** begin The input **
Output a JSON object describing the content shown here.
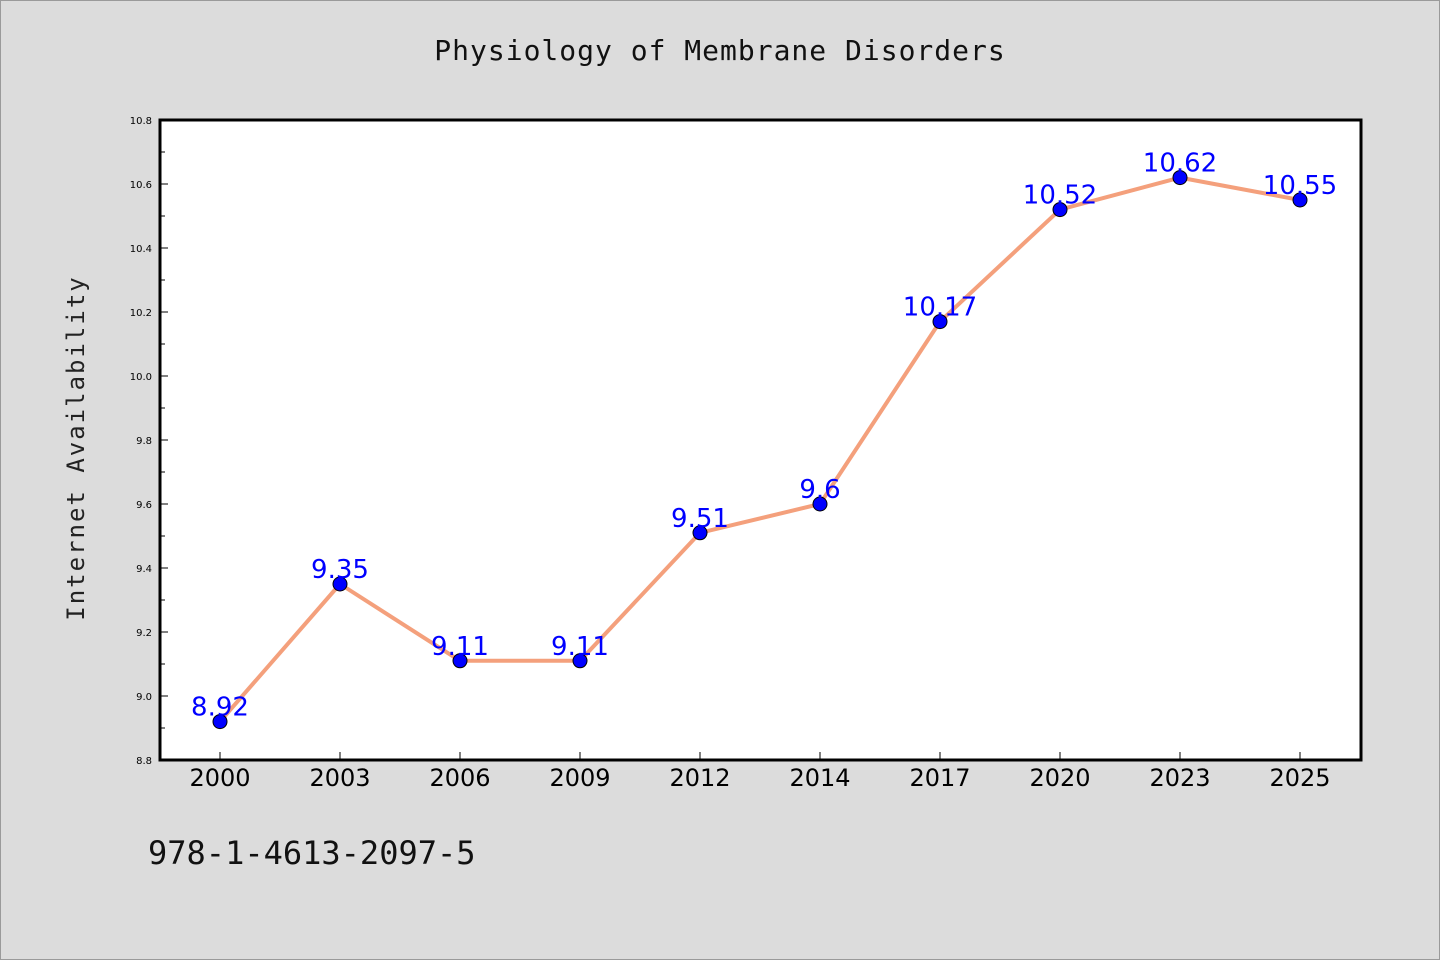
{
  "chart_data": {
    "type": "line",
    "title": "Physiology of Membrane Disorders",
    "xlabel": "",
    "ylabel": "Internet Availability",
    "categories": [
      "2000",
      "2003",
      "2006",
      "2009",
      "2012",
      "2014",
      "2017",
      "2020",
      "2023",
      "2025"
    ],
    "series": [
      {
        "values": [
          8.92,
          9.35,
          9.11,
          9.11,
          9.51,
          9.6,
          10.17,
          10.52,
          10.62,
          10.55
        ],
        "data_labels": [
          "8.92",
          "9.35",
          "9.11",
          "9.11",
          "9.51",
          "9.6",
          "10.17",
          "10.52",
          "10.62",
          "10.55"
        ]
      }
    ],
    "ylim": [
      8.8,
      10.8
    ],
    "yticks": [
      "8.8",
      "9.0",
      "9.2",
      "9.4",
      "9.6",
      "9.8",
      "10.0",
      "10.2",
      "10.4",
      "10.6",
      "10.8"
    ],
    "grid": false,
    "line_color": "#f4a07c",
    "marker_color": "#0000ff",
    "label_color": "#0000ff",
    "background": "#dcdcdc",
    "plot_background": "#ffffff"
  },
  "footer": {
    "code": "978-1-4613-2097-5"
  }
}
** end The input **
Output an exact copy of the material, with the pictures removed.

Output a JSON object describing the content shown here.
{
  "chart_data": {
    "type": "line",
    "title": "Physiology of Membrane Disorders",
    "xlabel": "",
    "ylabel": "Internet Availability",
    "categories": [
      "2000",
      "2003",
      "2006",
      "2009",
      "2012",
      "2014",
      "2017",
      "2020",
      "2023",
      "2025"
    ],
    "series": [
      {
        "values": [
          8.92,
          9.35,
          9.11,
          9.11,
          9.51,
          9.6,
          10.17,
          10.52,
          10.62,
          10.55
        ],
        "data_labels": [
          "8.92",
          "9.35",
          "9.11",
          "9.11",
          "9.51",
          "9.6",
          "10.17",
          "10.52",
          "10.62",
          "10.55"
        ]
      }
    ],
    "ylim": [
      8.8,
      10.8
    ],
    "yticks": [
      "8.8",
      "9.0",
      "9.2",
      "9.4",
      "9.6",
      "9.8",
      "10.0",
      "10.2",
      "10.4",
      "10.6",
      "10.8"
    ],
    "grid": false,
    "line_color": "#f4a07c",
    "marker_color": "#0000ff",
    "label_color": "#0000ff",
    "background": "#dcdcdc",
    "plot_background": "#ffffff"
  },
  "footer": {
    "code": "978-1-4613-2097-5"
  }
}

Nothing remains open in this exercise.